## Provided entries
## Begin

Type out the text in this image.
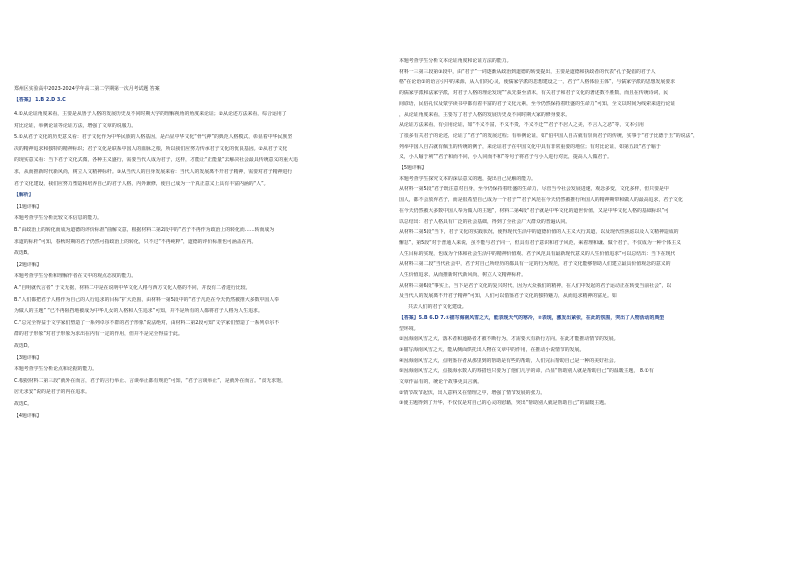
郑州区实验高中2023-2024学年高二第二学期第一次月考试题 答案
【答案】 1.B 2.D 3.C
4.①从论证角度来看，主要是从鲁子人格的发展历史及不同时期大学的理解视角的角度来论证；②从论述方法来看，综合运用了
对比论证，举例论证等论证方法，增强了文章的说服力。
5.①从君子文化的历史意义看：君子文化作为中华民族的人格基因，是凸显中华文化“骨气神”的典范人格模式，彰显着中华民族坚
决的精神追求和独特的精神标识；君子文化是联系中国人的血脉之根，所以我们应努力传承君子文化的优良基因。②从君子文化
的现实意义看：当下君子文化式微，各种主义盛行，需要当代人成为君子，这样，才能让“正能量”去解决社会最具传统意义的重大追
求，从而推新时代新风尚，树立人文精神标杆。③从当代人的自身发展来看：当代人的发展离不开君子精神，需要对君子精神进行
君子文化建设，我们应努力塑造和培养自己的君子人格，内外兼修，使自己成为一个真正意义上具有丰富内涵的“人”。
【解析】
【1题详解】
本题考查学生分析比较文本信息的能力。
B.“由政治上的转化而成为道德的评价标准”曲解文意，根据材料二第2段中的“君子不再作为政治上的转化而……转而成为
求道的标杆”可知，春秋时期的君子仍然可指政治上的转化，只不过“不再纯粹”，道德的评价标准也可涵盖在内。
故选B。
【2题详解】
本题考查学生分析和理解作者在文中的观点态度的能力。
A.“自明就代言者” 于文无据，材料二中是在说明中华文化人格与西方文化人格的不同，并没有二者进行比较。
B.“人们都把君子人格作为自己的人行追求的目标”扩大范围，由材料一第5段中的“君子凡范在今天仍然被推大多数中国人奉
为做人的主题” “已不再阻挡地被成为中华儿女的人格和人生追求”可知，并不是所有的人都将君子人格为人生追求。
C.“总完全得益于文学家们塑造了一系列卓尔不群的君子形象”说法绝对，由材料二第2段可知“文学家们塑造了一系列卓尔不
群的君子形象”对君子形象为求出在内有一定的作用，但并不是完全得益于此。
故选D。
【3题详解】
本题考查学生分析论点和论据的能力。
C.根据材料二第三段“就外在而言，君子的言行举止、言谈举止都有规范”可知，“君子言谈举止”，是就外在而言。“食无求饱，
居无求安”说的是君子的内在追求。
故选C。
【4题详解】
本题考查学生分析文本论证角度和论证方法的能力。
材料一三第三段第③段中，由“君子”一词逐渐从政治到道德的转变提出，主要是道德和执政者的代表“孔子提倡的君子人
格”在论语①的语言引中的来源，从人们的心灵，使儒家学派的思想建设之一，君子“人格体验主体”，与儒家学派的思想发展要求
的儒家学派和法家学派，对君子人格的理论发现”“从先秦至清末，有关君子和君子文化的著述数不胜数，而且在传统诗词，民
间谚语，民俗礼仪及蒙学读书中都有着丰富的君子文化元素，至今仍然保持着旺盛的生命力”可知，全文以时间为线索来进行论证
，从论证角度来看，主要写了君子人格的发展历史及不同时期大家的修身要求。
从论证方法来看，有引用论证，如“不义不富，不义不贵，不义不迁”“君子不居人之美，不言人之恶”等，文本引用
了很多有关君子的论述，论证了“君子”的发展过程；有举例论证，如“伯中国人自古就有崇尚君子的传统，实事于“君子比德于玉”的说法”，
列举中国人自古就有佩玉的传统的例子，来论证君子在中国文化中具有非常重要的地位；有对比论证，如第五段“君子喻于
义，小人喻于利”“君子和而不同，小人同而不和”等句子将君子与小人进行对比，提高人人做君子。
【5题详解】
本题考查学生探究文本的深层意义的题，提出自己见解的能力。
从材料一第5段“君子既注意对自身，至今仍保持着旺盛的生命力，尽管当今社会发展进速，观念多变，文化多样，但只要是中
国人，都不会放弃君子，而是很希望自己成为一个君子”“君子风范在今天仍然被推行所国人的精神期带和做人的最高追求，君子文化
在今天仍然被大多数中国人奉为做人的主题”，材料二第4段“君子就是中华文化的道世价值，又是中华文化人格的基础标识”可
以总结出：君子人格具有广泛的社会基础，得到了全社会广大群众的普遍认同。
从材料二第5段“当下，君子文化的实践状况，使得现代生活中的道德价值的人主义大行其道，以及现代性焦虑以及人文精神造成的
懈怠”，第5段“对于普通人来说，虽不能与君子同一，但具有君子意识和君子风范，乘着理和谦、做个君子，不仅成为一种个体主义
人生目标的实现，也成为个体和社会生活中的精神价值观、君子风范具有最新现代意义的人生价值追求”可以总结出：当下在现代
从材料三第二段“当代社会中，君子对自己所经历的都具有一定的行为规范，君子文化能够帮助人们建立最具价值观念的意义的
人生价值追求，从而推新时代新风尚，树立人文精神标杆。
从材料三第6段“事实上，当下是君子文化的复兴时代，因为大众我们的精神，在人们中发起的君子运动正在转变当前社会”，以
及当代人的发展离不开君子精神”可知，人们可以借鉴君子文化的独特魅力，从而追求精神的富足。如
共去人们的君子文化建设。
【答案】5.B 6.D 7.①描写海南风雪之大，能表现天气的寒冷，②表现，激发出紧张，在此的氛围，突出了人物活动的典型
型环境。
②因海南风雪之大，落木者和通路者才被不断行为，才需要大有新行方向。在此才能推动情节的发展。
③描写海南风雪之大，能从侧面烘托出人物在文章中的作用，在推动小说情节的发展。
④因海南风雪之大，点明鉴存者从那里到的帮助是有些的帮助，人们完后帮助自己是一种的美好社会。
⑤因海南风雪之大，点拨海水数人的筹措也只要为了他们几乎的命，凸显“帮助别人就是帮助自己”的温暖主题， 8.①有
文章作品有的，统论个故事更具言满。
②情节故节起伏，出人意料又在情理之中，增强了情节发展的张力。
③使主题得到了升华，不仅仅是对自己的心灵的慰藉，突出“帮助别人就是帮助自己”的温暖主题。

## End

## Description of the task
Exclude every picture and copy the remaining data exactly.

## Written answer
Type out the text in this image.
郑州区实验高中2023-2024学年高二第二学期第一次月考试题 答案
【答案】 1.B 2.D 3.C
4.①从论证角度来看，主要是从鲁子人格的发展历史及不同时期大学的理解视角的角度来论证；②从论述方法来看，综合运用了
对比论证，举例论证等论证方法，增强了文章的说服力。
5.①从君子文化的历史意义看：君子文化作为中华民族的人格基因，是凸显中华文化“骨气神”的典范人格模式，彰显着中华民族坚
决的精神追求和独特的精神标识；君子文化是联系中国人的血脉之根，所以我们应努力传承君子文化的优良基因。②从君子文化
的现实意义看：当下君子文化式微，各种主义盛行，需要当代人成为君子，这样，才能让“正能量”去解决社会最具传统意义的重大追
求，从而推新时代新风尚，树立人文精神标杆。③从当代人的自身发展来看：当代人的发展离不开君子精神，需要对君子精神进行
君子文化建设，我们应努力塑造和培养自己的君子人格，内外兼修，使自己成为一个真正意义上具有丰富内涵的“人”。
【解析】
【1题详解】
本题考查学生分析比较文本信息的能力。
B.“由政治上的转化而成为道德的评价标准”曲解文意，根据材料二第2段中的“君子不再作为政治上的转化而……转而成为
求道的标杆”可知，春秋时期的君子仍然可指政治上的转化，只不过“不再纯粹”，道德的评价标准也可涵盖在内。
故选B。
【2题详解】
本题考查学生分析和理解作者在文中的观点态度的能力。
A.“自明就代言者” 于文无据，材料二中是在说明中华文化人格与西方文化人格的不同，并没有二者进行比较。
B.“人们都把君子人格作为自己的人行追求的目标”扩大范围，由材料一第5段中的“君子凡范在今天仍然被推大多数中国人奉
为做人的主题” “已不再阻挡地被成为中华儿女的人格和人生追求”可知，并不是所有的人都将君子人格为人生追求。
C.“总完全得益于文学家们塑造了一系列卓尔不群的君子形象”说法绝对，由材料二第2段可知“文学家们塑造了一系列卓尔不
群的君子形象”对君子形象为求出在内有一定的作用，但并不是完全得益于此。
故选D。
【3题详解】
本题考查学生分析论点和论据的能力。
C.根据材料二第三段“就外在而言，君子的言行举止、言谈举止都有规范”可知，“君子言谈举止”，是就外在而言。“食无求饱，
居无求安”说的是君子的内在追求。
故选C。
【4题详解】
本题考查学生分析文本论证角度和论证方法的能力。
材料一三第三段第③段中，由“君子”一词逐渐从政治到道德的转变提出，主要是道德和执政者的代表“孔子提倡的君子人
格”在论语①的语言引中的来源，从人们的心灵，使儒家学派的思想建设之一，君子“人格体验主体”，与儒家学派的思想发展要求
的儒家学派和法家学派，对君子人格的理论发现”“从先秦至清末，有关君子和君子文化的著述数不胜数，而且在传统诗词，民
间谚语，民俗礼仪及蒙学读书中都有着丰富的君子文化元素，至今仍然保持着旺盛的生命力”可知，全文以时间为线索来进行论证
，从论证角度来看，主要写了君子人格的发展历史及不同时期大家的修身要求。
从论证方法来看，有引用论证，如“不义不富，不义不贵，不义不迁”“君子不居人之美，不言人之恶”等，文本引用
了很多有关君子的论述，论证了“君子”的发展过程；有举例论证，如“伯中国人自古就有崇尚君子的传统，实事于“君子比德于玉”的说法”，
列举中国人自古就有佩玉的传统的例子，来论证君子在中国文化中具有非常重要的地位；有对比论证，如第五段“君子喻于
义，小人喻于利”“君子和而不同，小人同而不和”等句子将君子与小人进行对比，提高人人做君子。
【5题详解】
本题考查学生探究文本的深层意义的题，提出自己见解的能力。
从材料一第5段“君子既注意对自身，至今仍保持着旺盛的生命力，尽管当今社会发展进速，观念多变，文化多样，但只要是中
国人，都不会放弃君子，而是很希望自己成为一个君子”“君子风范在今天仍然被推行所国人的精神期带和做人的最高追求，君子文化
在今天仍然被大多数中国人奉为做人的主题”，材料二第4段“君子就是中华文化的道世价值，又是中华文化人格的基础标识”可
以总结出：君子人格具有广泛的社会基础，得到了全社会广大群众的普遍认同。
从材料二第5段“当下，君子文化的实践状况，使得现代生活中的道德价值的人主义大行其道，以及现代性焦虑以及人文精神造成的
懈怠”，第5段“对于普通人来说，虽不能与君子同一，但具有君子意识和君子风范，乘着理和谦、做个君子，不仅成为一种个体主义
人生目标的实现，也成为个体和社会生活中的精神价值观、君子风范具有最新现代意义的人生价值追求”可以总结出：当下在现代
从材料三第二段“当代社会中，君子对自己所经历的都具有一定的行为规范，君子文化能够帮助人们建立最具价值观念的意义的
人生价值追求，从而推新时代新风尚，树立人文精神标杆。
从材料三第6段“事实上，当下是君子文化的复兴时代，因为大众我们的精神，在人们中发起的君子运动正在转变当前社会”，以
及当代人的发展离不开君子精神”可知，人们可以借鉴君子文化的独特魅力，从而追求精神的富足。如
共去人们的君子文化建设。
【答案】5.B 6.D 7.①描写海南风雪之大，能表现天气的寒冷，②表现，激发出紧张，在此的氛围，突出了人物活动的典型
型环境。
②因海南风雪之大，落木者和通路者才被不断行为，才需要大有新行方向。在此才能推动情节的发展。
③描写海南风雪之大，能从侧面烘托出人物在文章中的作用，在推动小说情节的发展。
④因海南风雪之大，点明鉴存者从那里到的帮助是有些的帮助，人们完后帮助自己是一种的美好社会。
⑤因海南风雪之大，点拨海水数人的筹措也只要为了他们几乎的命，凸显“帮助别人就是帮助自己”的温暖主题， 8.①有
文章作品有的，统论个故事更具言满。
②情节故节起伏，出人意料又在情理之中，增强了情节发展的张力。
③使主题得到了升华，不仅仅是对自己的心灵的慰藉，突出“帮助别人就是帮助自己”的温暖主题。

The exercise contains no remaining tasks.